* _AVAILABLE RECORDS_
— BEGIN —

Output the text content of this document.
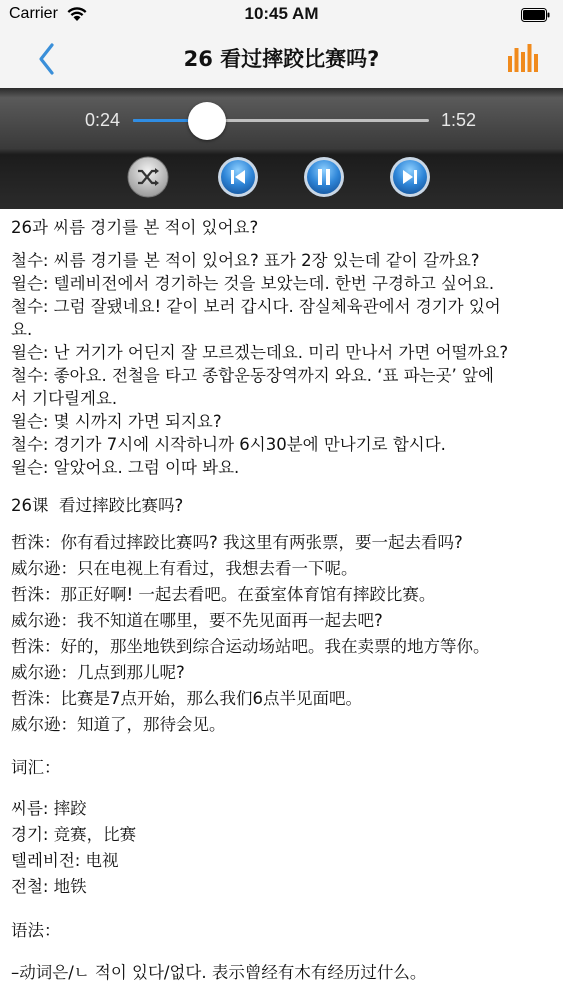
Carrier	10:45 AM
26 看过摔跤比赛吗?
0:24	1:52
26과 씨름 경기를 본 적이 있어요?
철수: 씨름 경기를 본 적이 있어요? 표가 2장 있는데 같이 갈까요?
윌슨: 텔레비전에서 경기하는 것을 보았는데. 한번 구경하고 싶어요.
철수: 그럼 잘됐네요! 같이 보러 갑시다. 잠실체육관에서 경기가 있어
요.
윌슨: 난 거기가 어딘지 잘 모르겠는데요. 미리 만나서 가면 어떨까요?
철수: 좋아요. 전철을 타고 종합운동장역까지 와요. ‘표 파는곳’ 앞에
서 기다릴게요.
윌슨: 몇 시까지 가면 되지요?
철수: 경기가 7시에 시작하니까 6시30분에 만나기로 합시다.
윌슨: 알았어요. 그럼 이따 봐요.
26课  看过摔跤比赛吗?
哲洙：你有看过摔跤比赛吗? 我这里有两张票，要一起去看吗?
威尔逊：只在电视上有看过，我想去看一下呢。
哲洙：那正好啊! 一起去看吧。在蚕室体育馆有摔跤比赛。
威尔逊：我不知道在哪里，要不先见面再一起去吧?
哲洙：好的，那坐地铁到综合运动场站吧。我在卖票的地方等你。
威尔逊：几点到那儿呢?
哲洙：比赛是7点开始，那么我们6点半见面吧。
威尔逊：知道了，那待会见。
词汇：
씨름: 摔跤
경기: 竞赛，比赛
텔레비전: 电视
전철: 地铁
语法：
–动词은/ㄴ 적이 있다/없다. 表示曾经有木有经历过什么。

— END —

* _PROBLEM REQUIREMENTS_
Exclude the pictures and transcribe all of the entries exactly.

* _RESULT FOR THIS TASK_
Output the text content of this document.
Carrier	10:45 AM
26 看过摔跤比赛吗?
0:24	1:52
26과 씨름 경기를 본 적이 있어요?
철수: 씨름 경기를 본 적이 있어요? 표가 2장 있는데 같이 갈까요?
윌슨: 텔레비전에서 경기하는 것을 보았는데. 한번 구경하고 싶어요.
철수: 그럼 잘됐네요! 같이 보러 갑시다. 잠실체육관에서 경기가 있어
요.
윌슨: 난 거기가 어딘지 잘 모르겠는데요. 미리 만나서 가면 어떨까요?
철수: 좋아요. 전철을 타고 종합운동장역까지 와요. ‘표 파는곳’ 앞에
서 기다릴게요.
윌슨: 몇 시까지 가면 되지요?
철수: 경기가 7시에 시작하니까 6시30분에 만나기로 합시다.
윌슨: 알았어요. 그럼 이따 봐요.
26课  看过摔跤比赛吗?
哲洙：你有看过摔跤比赛吗? 我这里有两张票，要一起去看吗?
威尔逊：只在电视上有看过，我想去看一下呢。
哲洙：那正好啊! 一起去看吧。在蚕室体育馆有摔跤比赛。
威尔逊：我不知道在哪里，要不先见面再一起去吧?
哲洙：好的，那坐地铁到综合运动场站吧。我在卖票的地方等你。
威尔逊：几点到那儿呢?
哲洙：比赛是7点开始，那么我们6点半见面吧。
威尔逊：知道了，那待会见。
词汇：
씨름: 摔跤
경기: 竞赛，比赛
텔레비전: 电视
전철: 地铁
语法：
–动词은/ㄴ 적이 있다/없다. 表示曾经有木有经历过什么。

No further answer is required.